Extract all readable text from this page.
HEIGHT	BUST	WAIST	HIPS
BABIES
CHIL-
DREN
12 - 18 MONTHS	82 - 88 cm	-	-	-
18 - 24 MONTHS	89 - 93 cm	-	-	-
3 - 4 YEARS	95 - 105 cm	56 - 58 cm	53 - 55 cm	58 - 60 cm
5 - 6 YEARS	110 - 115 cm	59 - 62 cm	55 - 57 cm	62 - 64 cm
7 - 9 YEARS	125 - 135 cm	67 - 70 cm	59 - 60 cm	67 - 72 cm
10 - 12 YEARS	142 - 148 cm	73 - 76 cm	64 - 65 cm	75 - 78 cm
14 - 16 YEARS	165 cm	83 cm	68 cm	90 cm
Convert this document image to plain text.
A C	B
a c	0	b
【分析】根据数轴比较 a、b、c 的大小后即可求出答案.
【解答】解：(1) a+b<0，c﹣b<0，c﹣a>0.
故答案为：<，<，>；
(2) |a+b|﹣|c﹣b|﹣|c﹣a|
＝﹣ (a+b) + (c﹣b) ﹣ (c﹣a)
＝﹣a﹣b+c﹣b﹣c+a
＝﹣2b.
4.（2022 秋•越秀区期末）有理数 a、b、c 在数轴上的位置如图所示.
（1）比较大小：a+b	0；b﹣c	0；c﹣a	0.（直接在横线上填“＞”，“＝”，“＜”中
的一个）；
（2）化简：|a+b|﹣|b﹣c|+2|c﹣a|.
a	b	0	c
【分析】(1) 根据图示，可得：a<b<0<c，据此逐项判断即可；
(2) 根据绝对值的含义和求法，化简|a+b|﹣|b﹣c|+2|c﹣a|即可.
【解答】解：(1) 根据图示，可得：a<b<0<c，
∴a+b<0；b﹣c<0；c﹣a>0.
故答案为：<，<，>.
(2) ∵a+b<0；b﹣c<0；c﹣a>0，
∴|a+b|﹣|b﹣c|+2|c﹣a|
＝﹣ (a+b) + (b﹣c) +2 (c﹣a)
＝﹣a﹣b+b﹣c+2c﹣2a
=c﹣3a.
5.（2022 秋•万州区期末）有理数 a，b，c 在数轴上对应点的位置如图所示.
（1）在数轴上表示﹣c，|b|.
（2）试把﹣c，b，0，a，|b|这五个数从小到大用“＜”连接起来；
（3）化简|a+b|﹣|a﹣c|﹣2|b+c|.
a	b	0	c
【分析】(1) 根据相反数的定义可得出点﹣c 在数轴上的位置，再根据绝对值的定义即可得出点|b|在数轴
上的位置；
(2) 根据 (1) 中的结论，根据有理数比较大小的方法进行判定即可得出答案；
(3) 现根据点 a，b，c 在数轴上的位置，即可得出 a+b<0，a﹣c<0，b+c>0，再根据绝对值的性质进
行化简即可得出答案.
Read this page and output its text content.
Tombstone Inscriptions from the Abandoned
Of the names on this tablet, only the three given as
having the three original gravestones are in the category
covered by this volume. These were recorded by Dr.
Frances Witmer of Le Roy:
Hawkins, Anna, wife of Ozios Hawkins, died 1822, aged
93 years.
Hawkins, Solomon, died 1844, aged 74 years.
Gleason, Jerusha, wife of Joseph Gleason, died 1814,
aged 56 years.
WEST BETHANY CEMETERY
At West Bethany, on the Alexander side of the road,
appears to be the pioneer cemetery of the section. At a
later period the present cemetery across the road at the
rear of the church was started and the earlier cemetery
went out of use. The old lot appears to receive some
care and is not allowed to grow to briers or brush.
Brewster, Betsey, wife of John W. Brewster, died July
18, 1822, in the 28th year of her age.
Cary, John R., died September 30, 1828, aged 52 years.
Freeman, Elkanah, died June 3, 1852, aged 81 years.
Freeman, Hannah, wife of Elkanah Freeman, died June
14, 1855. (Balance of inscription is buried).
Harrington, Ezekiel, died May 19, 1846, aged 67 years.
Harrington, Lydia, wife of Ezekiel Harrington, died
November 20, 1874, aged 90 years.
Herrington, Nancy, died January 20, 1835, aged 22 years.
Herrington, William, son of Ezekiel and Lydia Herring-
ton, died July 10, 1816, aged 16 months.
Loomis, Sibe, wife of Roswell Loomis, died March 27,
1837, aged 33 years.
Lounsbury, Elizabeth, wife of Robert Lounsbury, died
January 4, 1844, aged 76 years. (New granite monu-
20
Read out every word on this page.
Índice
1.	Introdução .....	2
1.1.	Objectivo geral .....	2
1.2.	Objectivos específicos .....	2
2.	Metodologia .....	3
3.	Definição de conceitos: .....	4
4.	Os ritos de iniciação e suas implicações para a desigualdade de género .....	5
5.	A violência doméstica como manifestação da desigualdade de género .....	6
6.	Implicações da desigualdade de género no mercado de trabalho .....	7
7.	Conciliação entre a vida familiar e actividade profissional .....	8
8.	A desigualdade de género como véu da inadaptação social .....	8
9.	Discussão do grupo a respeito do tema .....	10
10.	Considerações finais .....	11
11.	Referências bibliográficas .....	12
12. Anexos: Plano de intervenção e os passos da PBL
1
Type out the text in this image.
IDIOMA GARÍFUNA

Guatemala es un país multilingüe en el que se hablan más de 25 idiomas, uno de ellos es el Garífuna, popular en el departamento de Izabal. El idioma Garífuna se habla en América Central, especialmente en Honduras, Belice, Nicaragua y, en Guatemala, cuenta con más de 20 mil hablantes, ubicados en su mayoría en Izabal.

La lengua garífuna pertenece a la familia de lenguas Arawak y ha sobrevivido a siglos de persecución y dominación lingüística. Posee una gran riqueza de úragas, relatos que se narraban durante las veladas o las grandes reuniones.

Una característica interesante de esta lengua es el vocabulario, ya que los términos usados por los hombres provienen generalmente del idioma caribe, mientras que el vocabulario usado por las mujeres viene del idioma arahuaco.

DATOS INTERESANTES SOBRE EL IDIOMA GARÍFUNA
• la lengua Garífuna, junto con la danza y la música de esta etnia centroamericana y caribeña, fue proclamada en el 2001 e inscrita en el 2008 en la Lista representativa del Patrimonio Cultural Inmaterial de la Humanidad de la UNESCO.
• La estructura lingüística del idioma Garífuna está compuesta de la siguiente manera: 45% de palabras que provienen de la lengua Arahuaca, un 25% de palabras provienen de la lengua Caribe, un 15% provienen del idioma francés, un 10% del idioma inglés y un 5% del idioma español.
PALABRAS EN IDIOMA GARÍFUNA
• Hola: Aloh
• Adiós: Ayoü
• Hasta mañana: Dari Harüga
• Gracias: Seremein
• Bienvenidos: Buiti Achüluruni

## Problem to work on
Repeat the data above exactly.

## Completed exercise
Extract all readable text from this page.
HEIGHT	BUST	WAIST	HIPS
BABIES
CHIL-
DREN
12 - 18 MONTHS	82 - 88 cm	-	-	-
18 - 24 MONTHS	89 - 93 cm	-	-	-
3 - 4 YEARS	95 - 105 cm	56 - 58 cm	53 - 55 cm	58 - 60 cm
5 - 6 YEARS	110 - 115 cm	59 - 62 cm	55 - 57 cm	62 - 64 cm
7 - 9 YEARS	125 - 135 cm	67 - 70 cm	59 - 60 cm	67 - 72 cm
10 - 12 YEARS	142 - 148 cm	73 - 76 cm	64 - 65 cm	75 - 78 cm
14 - 16 YEARS	165 cm	83 cm	68 cm	90 cm
Convert this document image to plain text.
A C	B
a c	0	b
【分析】根据数轴比较 a、b、c 的大小后即可求出答案.
【解答】解：(1) a+b<0，c﹣b<0，c﹣a>0.
故答案为：<，<，>；
(2) |a+b|﹣|c﹣b|﹣|c﹣a|
＝﹣ (a+b) + (c﹣b) ﹣ (c﹣a)
＝﹣a﹣b+c﹣b﹣c+a
＝﹣2b.
4.（2022 秋•越秀区期末）有理数 a、b、c 在数轴上的位置如图所示.
（1）比较大小：a+b	0；b﹣c	0；c﹣a	0.（直接在横线上填“＞”，“＝”，“＜”中
的一个）；
（2）化简：|a+b|﹣|b﹣c|+2|c﹣a|.
a	b	0	c
【分析】(1) 根据图示，可得：a<b<0<c，据此逐项判断即可；
(2) 根据绝对值的含义和求法，化简|a+b|﹣|b﹣c|+2|c﹣a|即可.
【解答】解：(1) 根据图示，可得：a<b<0<c，
∴a+b<0；b﹣c<0；c﹣a>0.
故答案为：<，<，>.
(2) ∵a+b<0；b﹣c<0；c﹣a>0，
∴|a+b|﹣|b﹣c|+2|c﹣a|
＝﹣ (a+b) + (b﹣c) +2 (c﹣a)
＝﹣a﹣b+b﹣c+2c﹣2a
=c﹣3a.
5.（2022 秋•万州区期末）有理数 a，b，c 在数轴上对应点的位置如图所示.
（1）在数轴上表示﹣c，|b|.
（2）试把﹣c，b，0，a，|b|这五个数从小到大用“＜”连接起来；
（3）化简|a+b|﹣|a﹣c|﹣2|b+c|.
a	b	0	c
【分析】(1) 根据相反数的定义可得出点﹣c 在数轴上的位置，再根据绝对值的定义即可得出点|b|在数轴
上的位置；
(2) 根据 (1) 中的结论，根据有理数比较大小的方法进行判定即可得出答案；
(3) 现根据点 a，b，c 在数轴上的位置，即可得出 a+b<0，a﹣c<0，b+c>0，再根据绝对值的性质进
行化简即可得出答案.
Read this page and output its text content.
Tombstone Inscriptions from the Abandoned
Of the names on this tablet, only the three given as
having the three original gravestones are in the category
covered by this volume. These were recorded by Dr.
Frances Witmer of Le Roy:
Hawkins, Anna, wife of Ozios Hawkins, died 1822, aged
93 years.
Hawkins, Solomon, died 1844, aged 74 years.
Gleason, Jerusha, wife of Joseph Gleason, died 1814,
aged 56 years.
WEST BETHANY CEMETERY
At West Bethany, on the Alexander side of the road,
appears to be the pioneer cemetery of the section. At a
later period the present cemetery across the road at the
rear of the church was started and the earlier cemetery
went out of use. The old lot appears to receive some
care and is not allowed to grow to briers or brush.
Brewster, Betsey, wife of John W. Brewster, died July
18, 1822, in the 28th year of her age.
Cary, John R., died September 30, 1828, aged 52 years.
Freeman, Elkanah, died June 3, 1852, aged 81 years.
Freeman, Hannah, wife of Elkanah Freeman, died June
14, 1855. (Balance of inscription is buried).
Harrington, Ezekiel, died May 19, 1846, aged 67 years.
Harrington, Lydia, wife of Ezekiel Harrington, died
November 20, 1874, aged 90 years.
Herrington, Nancy, died January 20, 1835, aged 22 years.
Herrington, William, son of Ezekiel and Lydia Herring-
ton, died July 10, 1816, aged 16 months.
Loomis, Sibe, wife of Roswell Loomis, died March 27,
1837, aged 33 years.
Lounsbury, Elizabeth, wife of Robert Lounsbury, died
January 4, 1844, aged 76 years. (New granite monu-
20
Read out every word on this page.
Índice
1.	Introdução .....	2
1.1.	Objectivo geral .....	2
1.2.	Objectivos específicos .....	2
2.	Metodologia .....	3
3.	Definição de conceitos: .....	4
4.	Os ritos de iniciação e suas implicações para a desigualdade de género .....	5
5.	A violência doméstica como manifestação da desigualdade de género .....	6
6.	Implicações da desigualdade de género no mercado de trabalho .....	7
7.	Conciliação entre a vida familiar e actividade profissional .....	8
8.	A desigualdade de género como véu da inadaptação social .....	8
9.	Discussão do grupo a respeito do tema .....	10
10.	Considerações finais .....	11
11.	Referências bibliográficas .....	12
12. Anexos: Plano de intervenção e os passos da PBL
1
Type out the text in this image.
IDIOMA GARÍFUNA

Guatemala es un país multilingüe en el que se hablan más de 25 idiomas, uno de ellos es el Garífuna, popular en el departamento de Izabal. El idioma Garífuna se habla en América Central, especialmente en Honduras, Belice, Nicaragua y, en Guatemala, cuenta con más de 20 mil hablantes, ubicados en su mayoría en Izabal.

La lengua garífuna pertenece a la familia de lenguas Arawak y ha sobrevivido a siglos de persecución y dominación lingüística. Posee una gran riqueza de úragas, relatos que se narraban durante las veladas o las grandes reuniones.

Una característica interesante de esta lengua es el vocabulario, ya que los términos usados por los hombres provienen generalmente del idioma caribe, mientras que el vocabulario usado por las mujeres viene del idioma arahuaco.

DATOS INTERESANTES SOBRE EL IDIOMA GARÍFUNA
• la lengua Garífuna, junto con la danza y la música de esta etnia centroamericana y caribeña, fue proclamada en el 2001 e inscrita en el 2008 en la Lista representativa del Patrimonio Cultural Inmaterial de la Humanidad de la UNESCO.
• La estructura lingüística del idioma Garífuna está compuesta de la siguiente manera: 45% de palabras que provienen de la lengua Arahuaca, un 25% de palabras provienen de la lengua Caribe, un 15% provienen del idioma francés, un 10% del idioma inglés y un 5% del idioma español.
PALABRAS EN IDIOMA GARÍFUNA
• Hola: Aloh
• Adiós: Ayoü
• Hasta mañana: Dari Harüga
• Gracias: Seremein
• Bienvenidos: Buiti Achüluruni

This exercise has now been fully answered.